→ Source extract
Wilco just completed a short 16-gig tour of western North America to promote last year’s excellent album The Whole Love. After today, the band jets across the sea to keep the love going into Scandinavia and all points beyond. Your intrepid reporter was lucky enough to catch Wilco’s only Canadian show of the tour in Vancouver, British Columbia on 5-February-2012.
It has been fascinating to watch Wilco (the band) evolve over time. Many things are different about the band since I first saw them at the Edmonton Folk Festival in August of 2000. Back then, Wilco had just released the album Summerteeth, bookended by the Mermaid Avenue records of Woody Guthrie songs. Seeing Tweedy & Co sonically assault the chilled-out, folksy, sunset vibe on a grassy hill in Edmonton was a revelation. I’d always liked their records, but on that day I saw many clues to what a formidable live act they would become.
Fast-forward a dozen years and several roster changes, and Wilco are still in business. And business is good! The current six-man lineup has been in place for a few records now, and their shared sense of purpose and power is evident on stage. Lead singer and principal songwriter Jeff Tweedy is still the ringmaster, controlling the tone and tempo of the proceedings with his voice and body english and charming, humble stage banter. That said, on Sunday night everyone in the band got a chance to shine.

Dataset records:

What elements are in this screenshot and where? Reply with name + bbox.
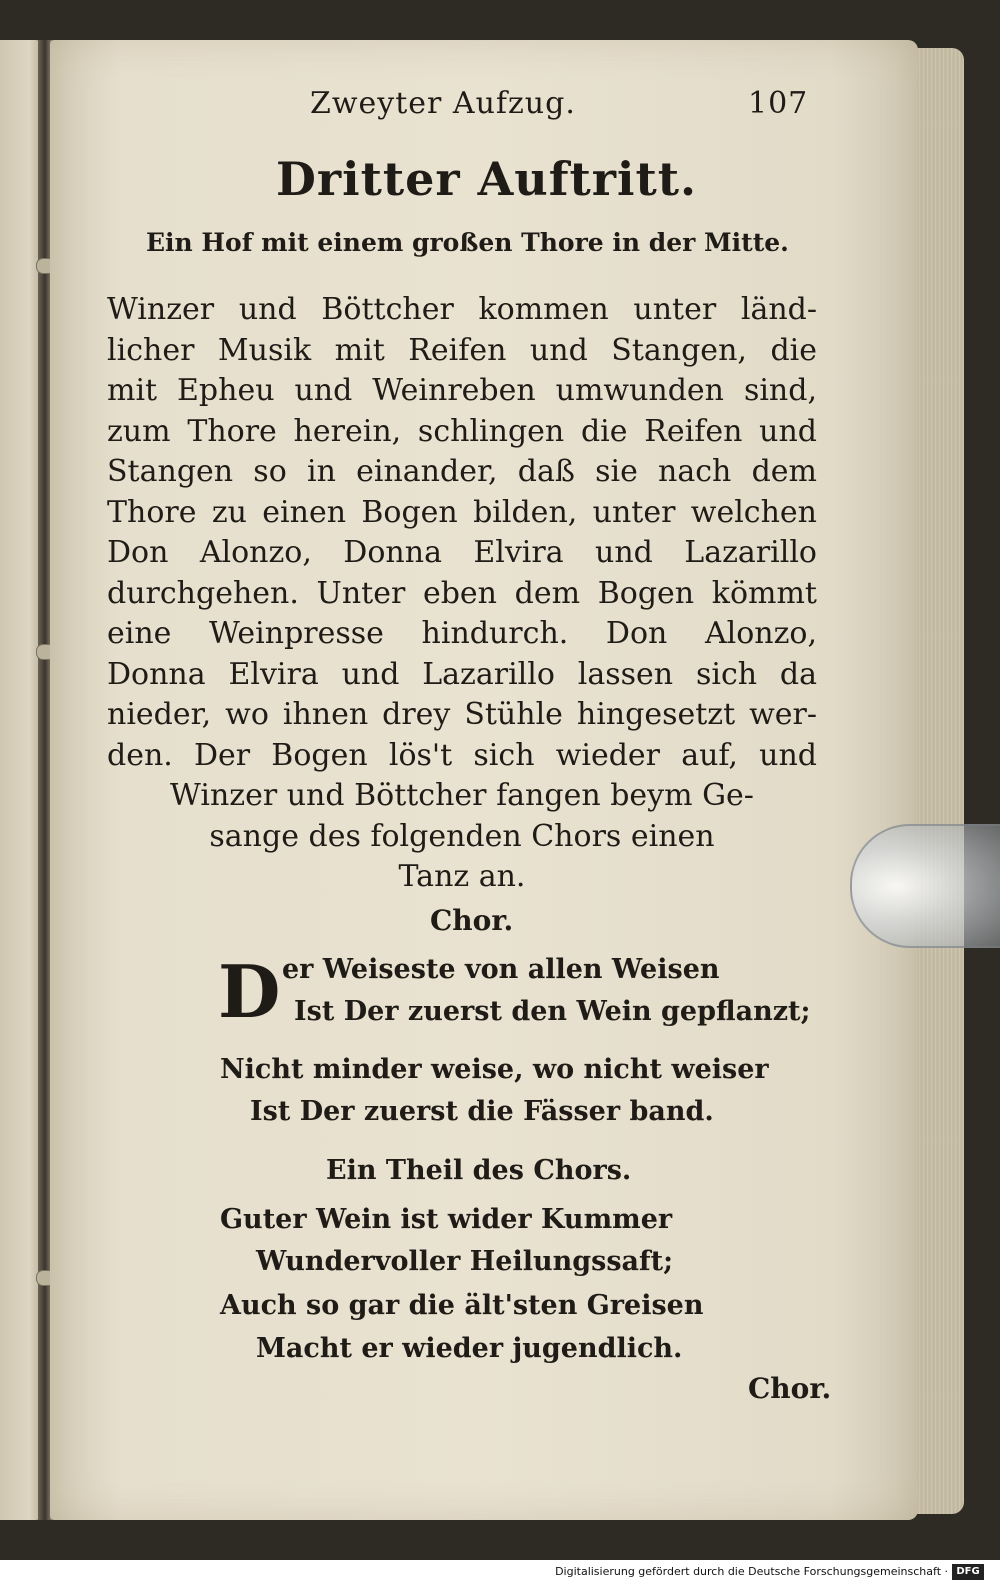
stage-line: durchgehen. Unter eben dem Bogen kömmt (107, 575, 817, 611)
verse-line: Wundervoller Heilungssaft; (256, 1246, 674, 1277)
stage-line: mit Epheu und Weinreben umwunden sind, (107, 373, 817, 408)
stage-line: den. Der Bogen lös't sich wieder auf, und (107, 737, 817, 773)
stage-line: zum Thore herein, schlingen die Reifen und (107, 413, 817, 449)
dfg-logo: DFG (952, 1564, 984, 1580)
stage-line: Stangen so in einander, daß sie nach dem (107, 454, 817, 489)
verse-line: Ist Der zuerst den Wein gepflanzt; (294, 996, 811, 1027)
chor-heading: Chor. (430, 904, 514, 937)
stage-line: Thore zu einen Bogen bilden, unter welchen (107, 494, 817, 530)
verse-line: Ist Der zuerst die Fässer band. (250, 1096, 714, 1127)
scene-setting: Ein Hof mit einem großen Thore in der Mitte. (146, 228, 789, 257)
verse-line: er Weiseste von allen Weisen (282, 954, 720, 985)
verse-line: Macht er wieder jugendlich. (256, 1333, 683, 1364)
catchword: Chor. (748, 1372, 832, 1405)
stage-line: eine Weinpresse hindurch. Don Alonzo, (107, 616, 817, 651)
scene-title: Dritter Auftritt. (276, 152, 698, 206)
page-number: 107 (748, 86, 809, 121)
funding-notice: Digitalisierung gefördert durch die Deutsche Forschungsgemeinschaft · (555, 1565, 948, 1578)
stage-line: Tanz an. (398, 859, 526, 894)
stage-direction (107, 290, 817, 898)
verse-line: Nicht minder weise, wo nicht weiser (220, 1054, 769, 1085)
stage-line: licher Musik mit Reifen und Stangen, die (107, 332, 817, 368)
drop-cap: D (218, 949, 281, 1034)
verse-line: Auch so gar die ält'sten Greisen (220, 1290, 704, 1321)
stage-line: nieder, wo ihnen drey Stühle hingesetzt wer- (107, 697, 817, 732)
running-header: Zweyter Aufzug. (310, 86, 576, 121)
verse-line: Guter Wein ist wider Kummer (220, 1204, 673, 1235)
stage-line: Winzer und Böttcher kommen unter länd- (107, 292, 817, 327)
page-clip (850, 824, 1000, 948)
stage-line: Donna Elvira und Lazarillo lassen sich da (107, 656, 817, 692)
page-stack-edge (912, 48, 964, 1514)
stage-line: Winzer und Böttcher fangen beym Ge- (170, 778, 754, 813)
part-heading: Ein Theil des Chors. (326, 1155, 632, 1186)
footer-bar (0, 1560, 1000, 1585)
stage-line: Don Alonzo, Donna Elvira und Lazarillo (107, 535, 817, 570)
stage-line: sange des folgenden Chors einen (209, 818, 715, 854)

→ Requirements
**A)** In the Wilco concert review, where and when did the writer first see the band?
**B)** Please quote the part of the Wilco concert review that opens with the words containing "It has been" and closes with "they would become.".

→ Task-by-task answers
**A)** At the Edmonton Folk Festival in August of 2000.

**B)**
It has been fascinating to watch Wilco (the band) evolve over time. Many things are different about the band since I first saw them at the Edmonton Folk Festival in August of 2000. Back then, Wilco had just released the album Summerteeth, bookended by the Mermaid Avenue records of Woody Guthrie songs. Seeing Tweedy & Co sonically assault the chilled-out, folksy, sunset vibe on a grassy hill in Edmonton was a revelation. I’d always liked their records, but on that day I saw many clues to what a formidable live act they would become.